* _YOUR GOAL_
Show all lines of the listing that hold the word "Пригородная".

--- INPUT FOR THIS TASK ---

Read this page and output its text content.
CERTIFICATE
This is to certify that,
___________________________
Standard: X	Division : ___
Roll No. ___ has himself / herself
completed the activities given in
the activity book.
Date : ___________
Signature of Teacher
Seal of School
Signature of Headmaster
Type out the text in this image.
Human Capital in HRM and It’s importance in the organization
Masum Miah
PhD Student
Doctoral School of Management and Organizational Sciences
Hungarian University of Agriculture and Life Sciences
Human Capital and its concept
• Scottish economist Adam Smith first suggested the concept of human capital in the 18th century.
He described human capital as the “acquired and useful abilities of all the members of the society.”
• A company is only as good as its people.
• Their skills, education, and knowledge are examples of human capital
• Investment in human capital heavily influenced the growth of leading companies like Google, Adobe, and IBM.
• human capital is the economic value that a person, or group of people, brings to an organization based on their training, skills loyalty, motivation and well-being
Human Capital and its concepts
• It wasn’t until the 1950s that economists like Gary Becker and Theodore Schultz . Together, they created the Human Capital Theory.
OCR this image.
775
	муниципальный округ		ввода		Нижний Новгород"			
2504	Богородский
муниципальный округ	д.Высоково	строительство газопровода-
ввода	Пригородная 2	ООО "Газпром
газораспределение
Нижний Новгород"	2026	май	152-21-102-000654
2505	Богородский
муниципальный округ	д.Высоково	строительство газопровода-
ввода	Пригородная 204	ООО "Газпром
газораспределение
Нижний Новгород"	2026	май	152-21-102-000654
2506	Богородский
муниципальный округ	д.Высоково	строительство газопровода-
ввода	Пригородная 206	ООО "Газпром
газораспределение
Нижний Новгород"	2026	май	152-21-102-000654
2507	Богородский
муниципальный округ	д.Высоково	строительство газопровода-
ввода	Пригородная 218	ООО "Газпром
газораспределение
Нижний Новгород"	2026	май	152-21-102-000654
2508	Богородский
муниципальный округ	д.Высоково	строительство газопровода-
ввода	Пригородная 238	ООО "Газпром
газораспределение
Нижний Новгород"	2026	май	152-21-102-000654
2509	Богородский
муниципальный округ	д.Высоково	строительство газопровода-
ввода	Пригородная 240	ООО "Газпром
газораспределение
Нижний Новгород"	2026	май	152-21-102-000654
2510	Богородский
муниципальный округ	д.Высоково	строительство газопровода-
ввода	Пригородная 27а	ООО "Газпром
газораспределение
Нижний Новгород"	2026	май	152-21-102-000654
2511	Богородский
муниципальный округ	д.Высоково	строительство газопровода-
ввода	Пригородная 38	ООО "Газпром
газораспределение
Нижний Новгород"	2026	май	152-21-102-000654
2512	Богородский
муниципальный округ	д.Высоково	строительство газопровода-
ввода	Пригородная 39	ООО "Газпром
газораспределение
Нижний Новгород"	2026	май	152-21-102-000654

---

* _ANSWER TO THE TASK_
ввода	Пригородная 2	ООО "Газпром
ввода	Пригородная 204	ООО "Газпром
ввода	Пригородная 206	ООО "Газпром
ввода	Пригородная 218	ООО "Газпром
ввода	Пригородная 238	ООО "Газпром
ввода	Пригородная 240	ООО "Газпром
ввода	Пригородная 27а	ООО "Газпром
ввода	Пригородная 38	ООО "Газпром
ввода	Пригородная 39	ООО "Газпром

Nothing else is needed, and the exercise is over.